• Task to complete: Each entry below is to be written out exactly, and the pictures are to be left out.

* START Raw data *

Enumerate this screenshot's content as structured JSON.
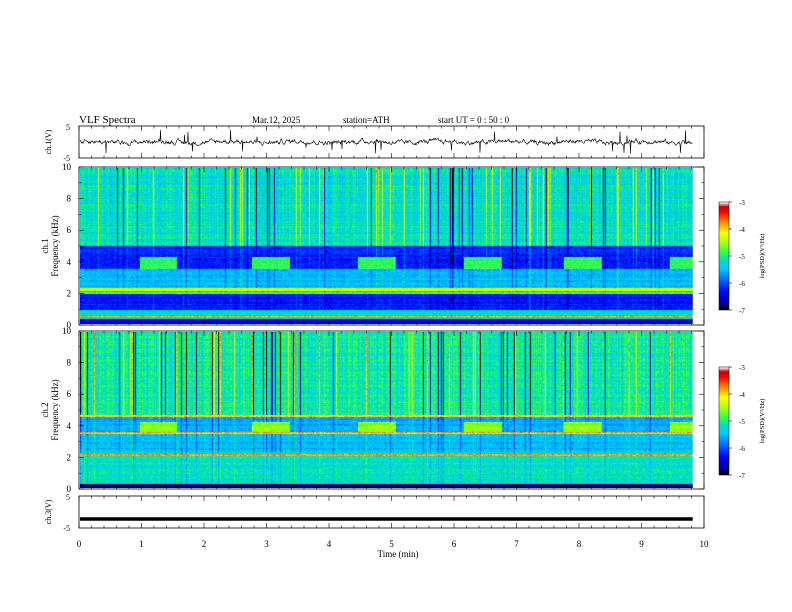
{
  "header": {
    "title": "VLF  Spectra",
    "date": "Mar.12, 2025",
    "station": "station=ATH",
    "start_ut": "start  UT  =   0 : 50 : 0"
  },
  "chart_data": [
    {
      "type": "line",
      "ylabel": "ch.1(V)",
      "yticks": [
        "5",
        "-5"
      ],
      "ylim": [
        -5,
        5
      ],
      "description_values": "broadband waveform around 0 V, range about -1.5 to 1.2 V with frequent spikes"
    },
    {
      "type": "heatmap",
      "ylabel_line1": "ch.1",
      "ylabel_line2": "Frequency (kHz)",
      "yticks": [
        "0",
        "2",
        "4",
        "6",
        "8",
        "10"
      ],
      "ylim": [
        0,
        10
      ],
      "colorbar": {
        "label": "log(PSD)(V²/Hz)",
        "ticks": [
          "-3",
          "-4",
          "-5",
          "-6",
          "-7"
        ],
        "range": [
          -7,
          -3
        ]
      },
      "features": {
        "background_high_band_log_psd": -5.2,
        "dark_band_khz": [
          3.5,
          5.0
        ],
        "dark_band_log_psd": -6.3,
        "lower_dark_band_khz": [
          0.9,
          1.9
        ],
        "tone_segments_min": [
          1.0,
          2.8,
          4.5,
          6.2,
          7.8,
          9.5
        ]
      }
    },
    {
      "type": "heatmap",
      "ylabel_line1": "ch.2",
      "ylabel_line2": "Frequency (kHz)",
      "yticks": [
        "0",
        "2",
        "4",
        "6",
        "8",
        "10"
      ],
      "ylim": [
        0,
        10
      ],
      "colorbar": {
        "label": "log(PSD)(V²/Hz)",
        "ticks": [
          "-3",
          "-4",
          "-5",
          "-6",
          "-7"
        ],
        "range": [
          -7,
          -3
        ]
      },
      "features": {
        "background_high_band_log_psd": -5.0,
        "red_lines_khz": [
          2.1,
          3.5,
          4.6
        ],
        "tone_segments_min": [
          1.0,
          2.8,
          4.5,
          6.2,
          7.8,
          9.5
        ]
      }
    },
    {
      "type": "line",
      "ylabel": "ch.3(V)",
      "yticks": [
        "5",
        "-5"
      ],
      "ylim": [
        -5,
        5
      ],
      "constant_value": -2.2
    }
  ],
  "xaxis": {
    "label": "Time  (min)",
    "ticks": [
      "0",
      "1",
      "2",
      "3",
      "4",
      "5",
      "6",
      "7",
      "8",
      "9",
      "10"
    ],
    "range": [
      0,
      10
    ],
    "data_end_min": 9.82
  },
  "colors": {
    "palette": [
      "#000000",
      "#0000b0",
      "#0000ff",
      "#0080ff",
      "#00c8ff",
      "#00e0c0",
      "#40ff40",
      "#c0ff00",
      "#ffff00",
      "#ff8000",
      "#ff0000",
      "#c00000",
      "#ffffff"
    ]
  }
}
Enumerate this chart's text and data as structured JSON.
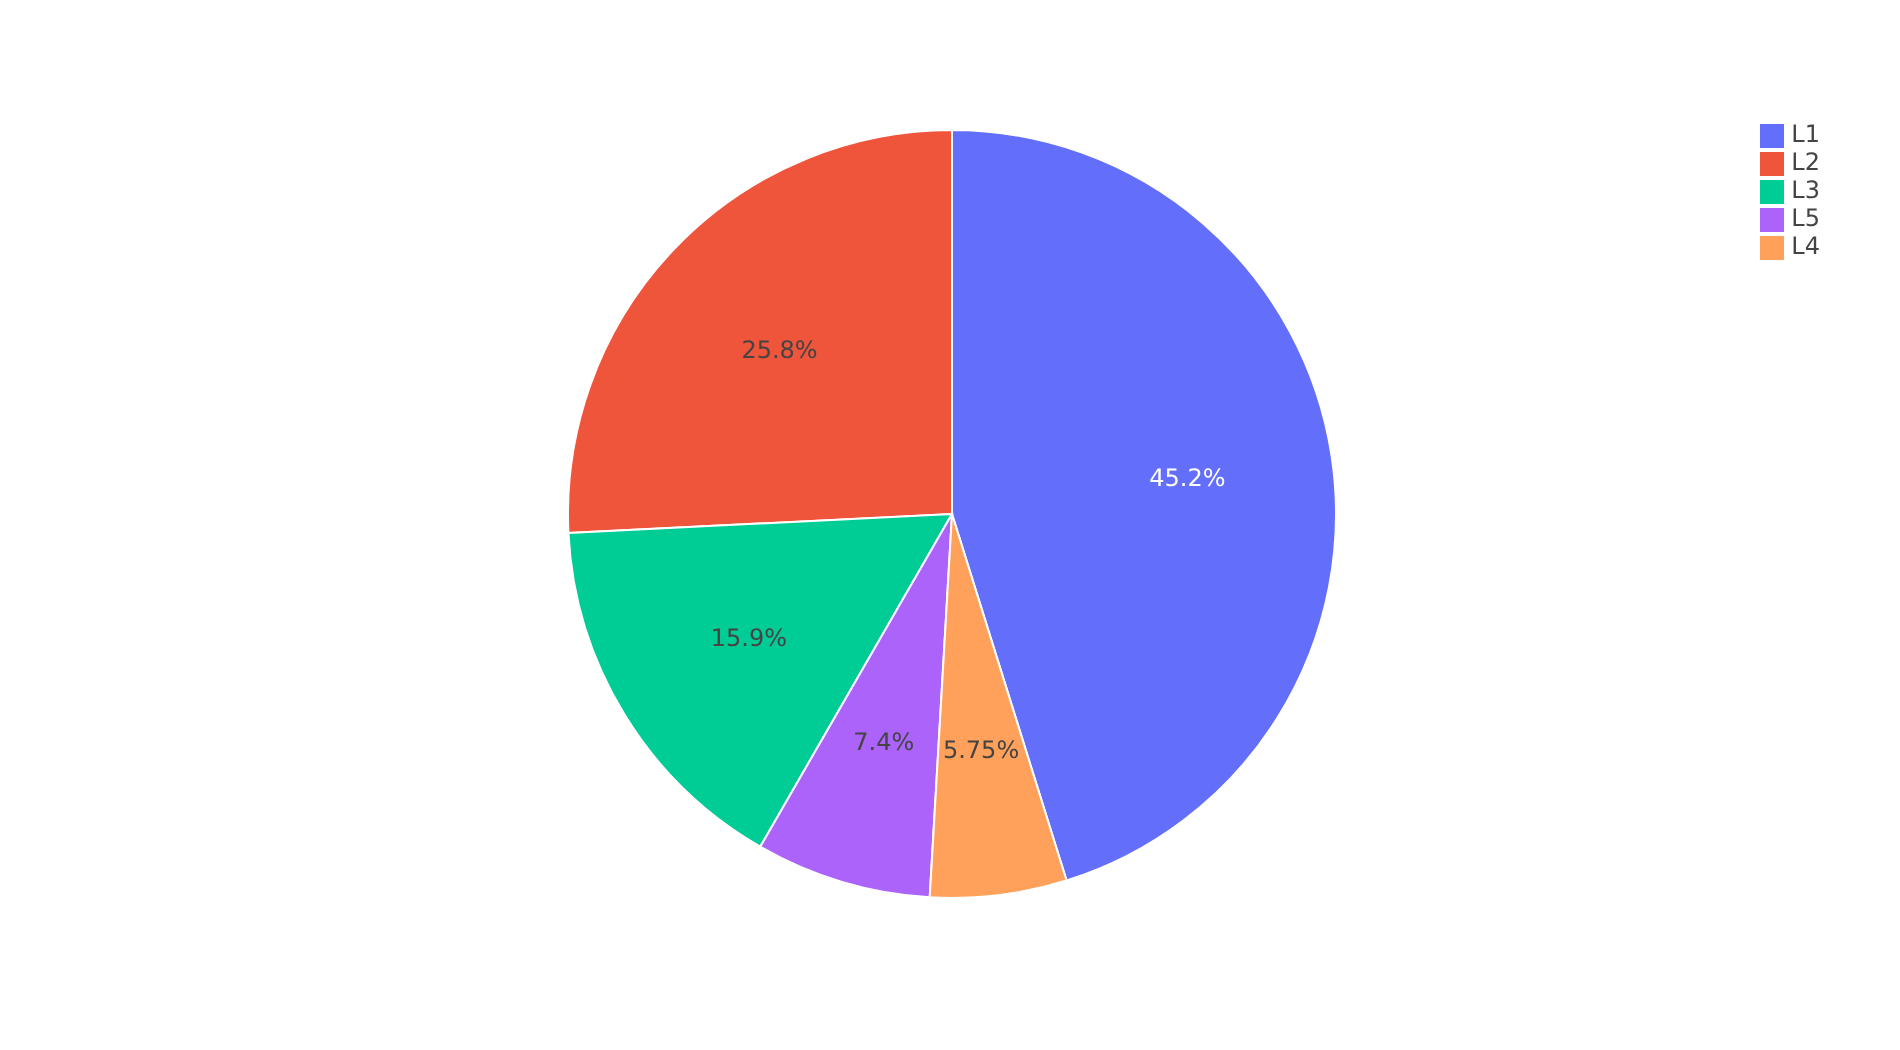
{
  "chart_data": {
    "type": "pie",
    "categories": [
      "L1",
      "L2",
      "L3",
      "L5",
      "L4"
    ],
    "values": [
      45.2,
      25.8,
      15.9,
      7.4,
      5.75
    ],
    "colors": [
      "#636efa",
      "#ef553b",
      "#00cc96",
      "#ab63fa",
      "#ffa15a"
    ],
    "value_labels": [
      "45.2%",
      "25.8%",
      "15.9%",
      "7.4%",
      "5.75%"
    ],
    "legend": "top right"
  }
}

* END Raw data *

• Answer to this exercise:
Enumerate this screenshot's content as structured JSON.
{
  "header": {
    "title": "VLF  Spectra",
    "date": "Mar.12, 2025",
    "station": "station=ATH",
    "start_ut": "start  UT  =   0 : 50 : 0"
  },
  "chart_data": [
    {
      "type": "line",
      "ylabel": "ch.1(V)",
      "yticks": [
        "5",
        "-5"
      ],
      "ylim": [
        -5,
        5
      ],
      "description_values": "broadband waveform around 0 V, range about -1.5 to 1.2 V with frequent spikes"
    },
    {
      "type": "heatmap",
      "ylabel_line1": "ch.1",
      "ylabel_line2": "Frequency (kHz)",
      "yticks": [
        "0",
        "2",
        "4",
        "6",
        "8",
        "10"
      ],
      "ylim": [
        0,
        10
      ],
      "colorbar": {
        "label": "log(PSD)(V²/Hz)",
        "ticks": [
          "-3",
          "-4",
          "-5",
          "-6",
          "-7"
        ],
        "range": [
          -7,
          -3
        ]
      },
      "features": {
        "background_high_band_log_psd": -5.2,
        "dark_band_khz": [
          3.5,
          5.0
        ],
        "dark_band_log_psd": -6.3,
        "lower_dark_band_khz": [
          0.9,
          1.9
        ],
        "tone_segments_min": [
          1.0,
          2.8,
          4.5,
          6.2,
          7.8,
          9.5
        ]
      }
    },
    {
      "type": "heatmap",
      "ylabel_line1": "ch.2",
      "ylabel_line2": "Frequency (kHz)",
      "yticks": [
        "0",
        "2",
        "4",
        "6",
        "8",
        "10"
      ],
      "ylim": [
        0,
        10
      ],
      "colorbar": {
        "label": "log(PSD)(V²/Hz)",
        "ticks": [
          "-3",
          "-4",
          "-5",
          "-6",
          "-7"
        ],
        "range": [
          -7,
          -3
        ]
      },
      "features": {
        "background_high_band_log_psd": -5.0,
        "red_lines_khz": [
          2.1,
          3.5,
          4.6
        ],
        "tone_segments_min": [
          1.0,
          2.8,
          4.5,
          6.2,
          7.8,
          9.5
        ]
      }
    },
    {
      "type": "line",
      "ylabel": "ch.3(V)",
      "yticks": [
        "5",
        "-5"
      ],
      "ylim": [
        -5,
        5
      ],
      "constant_value": -2.2
    }
  ],
  "xaxis": {
    "label": "Time  (min)",
    "ticks": [
      "0",
      "1",
      "2",
      "3",
      "4",
      "5",
      "6",
      "7",
      "8",
      "9",
      "10"
    ],
    "range": [
      0,
      10
    ],
    "data_end_min": 9.82
  },
  "colors": {
    "palette": [
      "#000000",
      "#0000b0",
      "#0000ff",
      "#0080ff",
      "#00c8ff",
      "#00e0c0",
      "#40ff40",
      "#c0ff00",
      "#ffff00",
      "#ff8000",
      "#ff0000",
      "#c00000",
      "#ffffff"
    ]
  }
}
Enumerate this chart's text and data as structured JSON.
{
  "chart_data": {
    "type": "pie",
    "categories": [
      "L1",
      "L2",
      "L3",
      "L5",
      "L4"
    ],
    "values": [
      45.2,
      25.8,
      15.9,
      7.4,
      5.75
    ],
    "colors": [
      "#636efa",
      "#ef553b",
      "#00cc96",
      "#ab63fa",
      "#ffa15a"
    ],
    "value_labels": [
      "45.2%",
      "25.8%",
      "15.9%",
      "7.4%",
      "5.75%"
    ],
    "legend": "top right"
  }
}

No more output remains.